| TASK OBJECTIVE |
Repeat all the material exactly; pictures stay out of your copy.

| TASK DATA |

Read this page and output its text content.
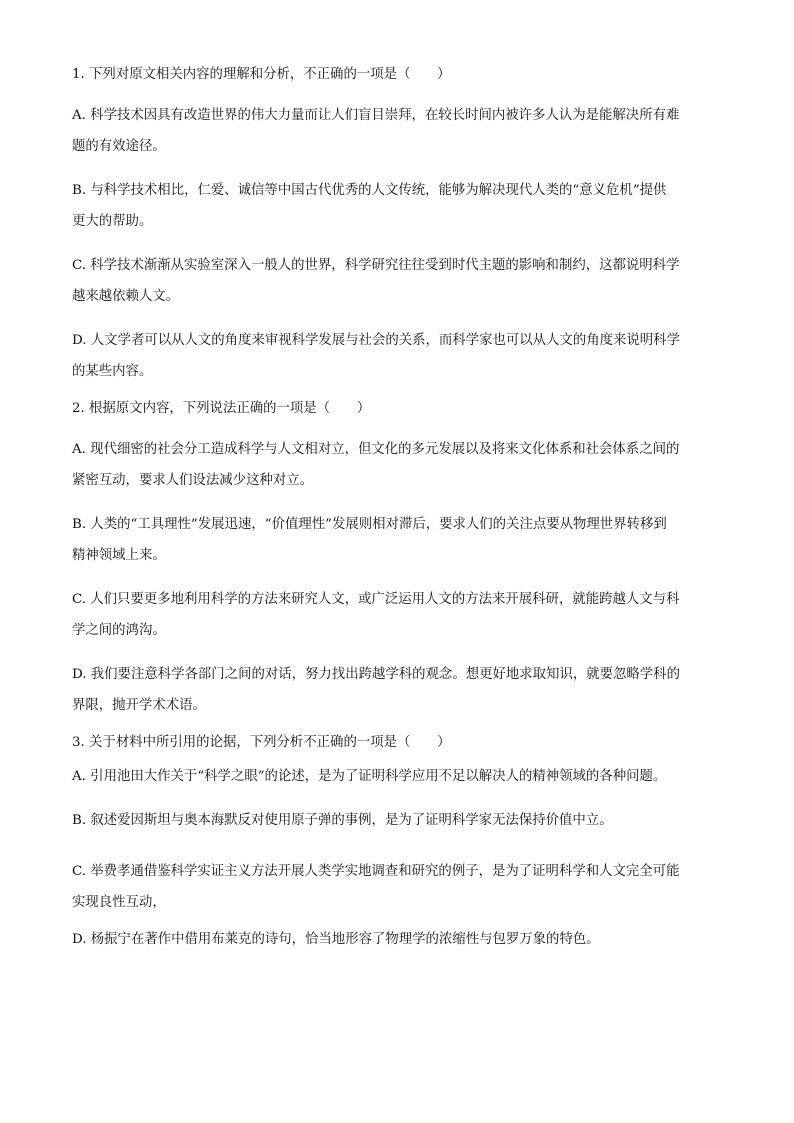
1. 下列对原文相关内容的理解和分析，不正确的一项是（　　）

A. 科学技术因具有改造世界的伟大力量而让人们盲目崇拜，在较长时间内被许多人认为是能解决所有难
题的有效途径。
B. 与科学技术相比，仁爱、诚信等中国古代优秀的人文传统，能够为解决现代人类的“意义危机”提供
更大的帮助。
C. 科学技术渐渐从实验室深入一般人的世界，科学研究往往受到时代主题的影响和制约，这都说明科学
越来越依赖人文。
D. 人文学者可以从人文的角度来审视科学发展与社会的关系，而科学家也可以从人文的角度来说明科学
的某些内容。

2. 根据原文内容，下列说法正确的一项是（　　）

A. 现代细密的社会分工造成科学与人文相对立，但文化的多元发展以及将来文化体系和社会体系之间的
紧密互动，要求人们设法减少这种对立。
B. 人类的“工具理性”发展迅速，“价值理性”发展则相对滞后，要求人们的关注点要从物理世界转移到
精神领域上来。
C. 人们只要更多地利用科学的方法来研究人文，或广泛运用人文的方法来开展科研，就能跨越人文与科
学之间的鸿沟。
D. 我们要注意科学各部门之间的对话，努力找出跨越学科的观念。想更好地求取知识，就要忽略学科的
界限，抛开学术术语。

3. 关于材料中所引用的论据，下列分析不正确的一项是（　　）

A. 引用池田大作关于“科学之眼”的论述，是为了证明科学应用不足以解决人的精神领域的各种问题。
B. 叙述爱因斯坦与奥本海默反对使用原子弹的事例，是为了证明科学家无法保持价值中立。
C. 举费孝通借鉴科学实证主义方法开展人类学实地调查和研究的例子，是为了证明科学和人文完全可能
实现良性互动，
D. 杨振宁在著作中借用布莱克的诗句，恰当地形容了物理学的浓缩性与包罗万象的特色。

| THE RESULT |
Read this page and output its text content.
1. 下列对原文相关内容的理解和分析，不正确的一项是（　　）

A. 科学技术因具有改造世界的伟大力量而让人们盲目崇拜，在较长时间内被许多人认为是能解决所有难
题的有效途径。
B. 与科学技术相比，仁爱、诚信等中国古代优秀的人文传统，能够为解决现代人类的“意义危机”提供
更大的帮助。
C. 科学技术渐渐从实验室深入一般人的世界，科学研究往往受到时代主题的影响和制约，这都说明科学
越来越依赖人文。
D. 人文学者可以从人文的角度来审视科学发展与社会的关系，而科学家也可以从人文的角度来说明科学
的某些内容。

2. 根据原文内容，下列说法正确的一项是（　　）

A. 现代细密的社会分工造成科学与人文相对立，但文化的多元发展以及将来文化体系和社会体系之间的
紧密互动，要求人们设法减少这种对立。
B. 人类的“工具理性”发展迅速，“价值理性”发展则相对滞后，要求人们的关注点要从物理世界转移到
精神领域上来。
C. 人们只要更多地利用科学的方法来研究人文，或广泛运用人文的方法来开展科研，就能跨越人文与科
学之间的鸿沟。
D. 我们要注意科学各部门之间的对话，努力找出跨越学科的观念。想更好地求取知识，就要忽略学科的
界限，抛开学术术语。

3. 关于材料中所引用的论据，下列分析不正确的一项是（　　）

A. 引用池田大作关于“科学之眼”的论述，是为了证明科学应用不足以解决人的精神领域的各种问题。
B. 叙述爱因斯坦与奥本海默反对使用原子弹的事例，是为了证明科学家无法保持价值中立。
C. 举费孝通借鉴科学实证主义方法开展人类学实地调查和研究的例子，是为了证明科学和人文完全可能
实现良性互动，
D. 杨振宁在著作中借用布莱克的诗句，恰当地形容了物理学的浓缩性与包罗万象的特色。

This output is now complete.